--- GIVEN INSTRUCTION ---
Filter the entries, keeping every line with the word "païenne".

- - - - - - -

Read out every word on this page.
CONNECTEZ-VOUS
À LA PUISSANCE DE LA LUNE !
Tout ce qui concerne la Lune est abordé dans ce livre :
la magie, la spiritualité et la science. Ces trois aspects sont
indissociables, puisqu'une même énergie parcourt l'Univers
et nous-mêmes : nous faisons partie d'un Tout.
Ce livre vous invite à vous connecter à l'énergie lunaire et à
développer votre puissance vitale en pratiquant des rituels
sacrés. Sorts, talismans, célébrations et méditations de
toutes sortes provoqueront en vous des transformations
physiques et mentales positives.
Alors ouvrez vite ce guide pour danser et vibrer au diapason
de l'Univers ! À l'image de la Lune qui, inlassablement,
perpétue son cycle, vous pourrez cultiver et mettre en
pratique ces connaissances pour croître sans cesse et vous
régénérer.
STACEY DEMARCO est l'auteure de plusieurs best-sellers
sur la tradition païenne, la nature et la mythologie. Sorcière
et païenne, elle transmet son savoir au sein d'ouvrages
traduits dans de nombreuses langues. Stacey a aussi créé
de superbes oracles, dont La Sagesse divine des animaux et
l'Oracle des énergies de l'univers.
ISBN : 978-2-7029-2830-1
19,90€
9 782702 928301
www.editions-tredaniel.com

- - - - - - -

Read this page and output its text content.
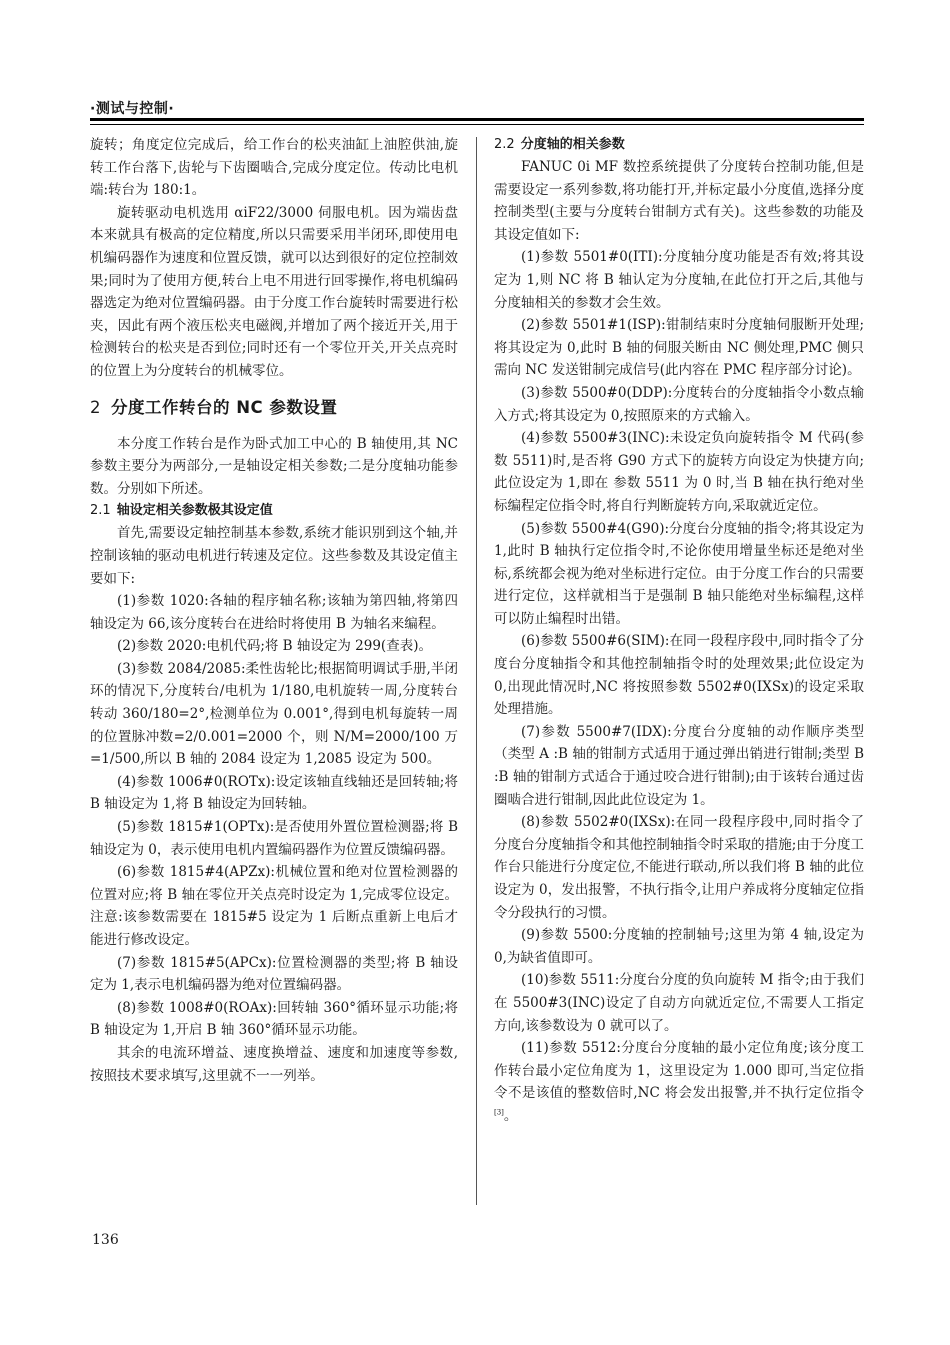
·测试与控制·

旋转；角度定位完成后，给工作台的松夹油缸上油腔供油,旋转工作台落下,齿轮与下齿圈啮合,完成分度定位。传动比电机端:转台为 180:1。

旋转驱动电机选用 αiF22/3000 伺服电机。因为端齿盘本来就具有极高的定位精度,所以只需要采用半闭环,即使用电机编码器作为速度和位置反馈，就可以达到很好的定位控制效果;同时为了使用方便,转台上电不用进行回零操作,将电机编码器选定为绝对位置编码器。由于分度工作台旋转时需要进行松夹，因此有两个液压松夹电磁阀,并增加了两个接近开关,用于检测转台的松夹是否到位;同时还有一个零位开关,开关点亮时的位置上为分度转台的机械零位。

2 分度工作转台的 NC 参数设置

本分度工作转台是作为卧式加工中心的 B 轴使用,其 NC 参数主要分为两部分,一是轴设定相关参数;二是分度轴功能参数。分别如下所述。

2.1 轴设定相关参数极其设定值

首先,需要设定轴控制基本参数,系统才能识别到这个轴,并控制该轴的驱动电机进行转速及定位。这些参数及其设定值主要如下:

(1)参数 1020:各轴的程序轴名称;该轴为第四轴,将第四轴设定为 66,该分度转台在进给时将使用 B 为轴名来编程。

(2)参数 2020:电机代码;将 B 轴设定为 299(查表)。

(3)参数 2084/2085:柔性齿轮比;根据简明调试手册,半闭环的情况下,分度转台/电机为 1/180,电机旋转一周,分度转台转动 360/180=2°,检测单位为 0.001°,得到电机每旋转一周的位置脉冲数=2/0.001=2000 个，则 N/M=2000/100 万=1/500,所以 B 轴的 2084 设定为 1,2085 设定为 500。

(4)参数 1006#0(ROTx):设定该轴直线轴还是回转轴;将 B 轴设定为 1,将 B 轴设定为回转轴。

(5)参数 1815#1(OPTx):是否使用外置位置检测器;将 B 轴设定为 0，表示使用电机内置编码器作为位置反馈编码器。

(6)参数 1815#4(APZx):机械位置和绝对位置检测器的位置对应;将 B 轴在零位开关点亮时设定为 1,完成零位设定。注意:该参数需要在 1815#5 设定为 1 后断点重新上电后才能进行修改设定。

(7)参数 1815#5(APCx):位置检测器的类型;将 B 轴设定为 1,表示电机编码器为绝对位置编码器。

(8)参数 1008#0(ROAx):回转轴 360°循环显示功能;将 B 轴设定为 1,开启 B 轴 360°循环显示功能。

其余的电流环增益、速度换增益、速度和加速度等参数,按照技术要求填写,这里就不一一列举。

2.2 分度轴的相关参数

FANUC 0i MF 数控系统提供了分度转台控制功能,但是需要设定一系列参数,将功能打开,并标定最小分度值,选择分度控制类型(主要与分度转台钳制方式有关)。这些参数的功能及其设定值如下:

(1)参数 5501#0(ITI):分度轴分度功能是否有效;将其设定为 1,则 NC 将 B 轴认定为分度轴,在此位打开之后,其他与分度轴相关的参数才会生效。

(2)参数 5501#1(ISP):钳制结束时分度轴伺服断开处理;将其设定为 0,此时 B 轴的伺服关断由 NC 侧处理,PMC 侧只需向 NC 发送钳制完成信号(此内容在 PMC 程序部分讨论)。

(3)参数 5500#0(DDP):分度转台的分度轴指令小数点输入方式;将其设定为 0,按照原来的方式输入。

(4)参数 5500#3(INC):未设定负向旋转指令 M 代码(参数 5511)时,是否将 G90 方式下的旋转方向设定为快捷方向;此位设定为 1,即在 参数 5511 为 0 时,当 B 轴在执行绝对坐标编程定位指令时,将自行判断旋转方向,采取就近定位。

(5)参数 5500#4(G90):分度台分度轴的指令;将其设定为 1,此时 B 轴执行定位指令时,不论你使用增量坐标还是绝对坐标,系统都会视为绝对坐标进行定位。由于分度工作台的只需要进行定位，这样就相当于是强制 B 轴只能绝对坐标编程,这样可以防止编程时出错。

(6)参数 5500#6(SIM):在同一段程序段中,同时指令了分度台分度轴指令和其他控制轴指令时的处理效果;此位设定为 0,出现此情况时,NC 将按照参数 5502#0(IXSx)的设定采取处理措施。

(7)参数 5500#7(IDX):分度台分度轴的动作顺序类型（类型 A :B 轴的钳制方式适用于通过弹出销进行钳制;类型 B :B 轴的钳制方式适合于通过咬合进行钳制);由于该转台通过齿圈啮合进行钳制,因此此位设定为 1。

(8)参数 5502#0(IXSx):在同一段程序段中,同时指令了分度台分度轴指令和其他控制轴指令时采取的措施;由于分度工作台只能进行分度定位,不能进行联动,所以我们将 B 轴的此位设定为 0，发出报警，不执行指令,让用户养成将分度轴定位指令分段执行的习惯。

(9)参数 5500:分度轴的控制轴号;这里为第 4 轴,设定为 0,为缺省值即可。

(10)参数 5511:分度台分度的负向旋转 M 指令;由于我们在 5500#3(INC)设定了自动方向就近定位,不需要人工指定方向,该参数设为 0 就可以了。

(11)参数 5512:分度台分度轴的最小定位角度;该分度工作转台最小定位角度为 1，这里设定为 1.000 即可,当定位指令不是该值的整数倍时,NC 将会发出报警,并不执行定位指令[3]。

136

- - - - - - -

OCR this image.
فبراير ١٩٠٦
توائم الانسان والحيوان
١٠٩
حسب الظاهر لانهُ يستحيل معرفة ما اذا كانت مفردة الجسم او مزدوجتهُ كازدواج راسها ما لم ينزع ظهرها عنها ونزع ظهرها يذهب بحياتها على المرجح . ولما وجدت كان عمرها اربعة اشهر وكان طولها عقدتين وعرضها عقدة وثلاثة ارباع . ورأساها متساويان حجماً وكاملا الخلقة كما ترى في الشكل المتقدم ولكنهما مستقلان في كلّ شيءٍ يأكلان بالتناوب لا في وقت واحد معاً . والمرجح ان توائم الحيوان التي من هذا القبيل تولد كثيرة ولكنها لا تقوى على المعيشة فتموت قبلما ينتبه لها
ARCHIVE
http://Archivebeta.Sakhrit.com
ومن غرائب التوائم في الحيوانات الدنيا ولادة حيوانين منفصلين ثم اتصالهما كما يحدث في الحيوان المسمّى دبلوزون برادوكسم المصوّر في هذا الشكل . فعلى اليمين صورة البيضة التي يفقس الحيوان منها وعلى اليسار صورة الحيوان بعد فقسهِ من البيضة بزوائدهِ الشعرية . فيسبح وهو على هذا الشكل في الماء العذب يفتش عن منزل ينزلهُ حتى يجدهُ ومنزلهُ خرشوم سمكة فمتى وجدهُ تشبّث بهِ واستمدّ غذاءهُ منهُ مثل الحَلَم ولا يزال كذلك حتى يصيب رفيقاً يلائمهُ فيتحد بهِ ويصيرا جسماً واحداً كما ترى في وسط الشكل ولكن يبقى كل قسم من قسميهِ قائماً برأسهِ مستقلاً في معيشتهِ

- - - - - - -

--- SOLUTION ---
sur la tradition païenne, la nature et la mythologie. Sorcière
et païenne, elle transmet son savoir au sein d'ouvrages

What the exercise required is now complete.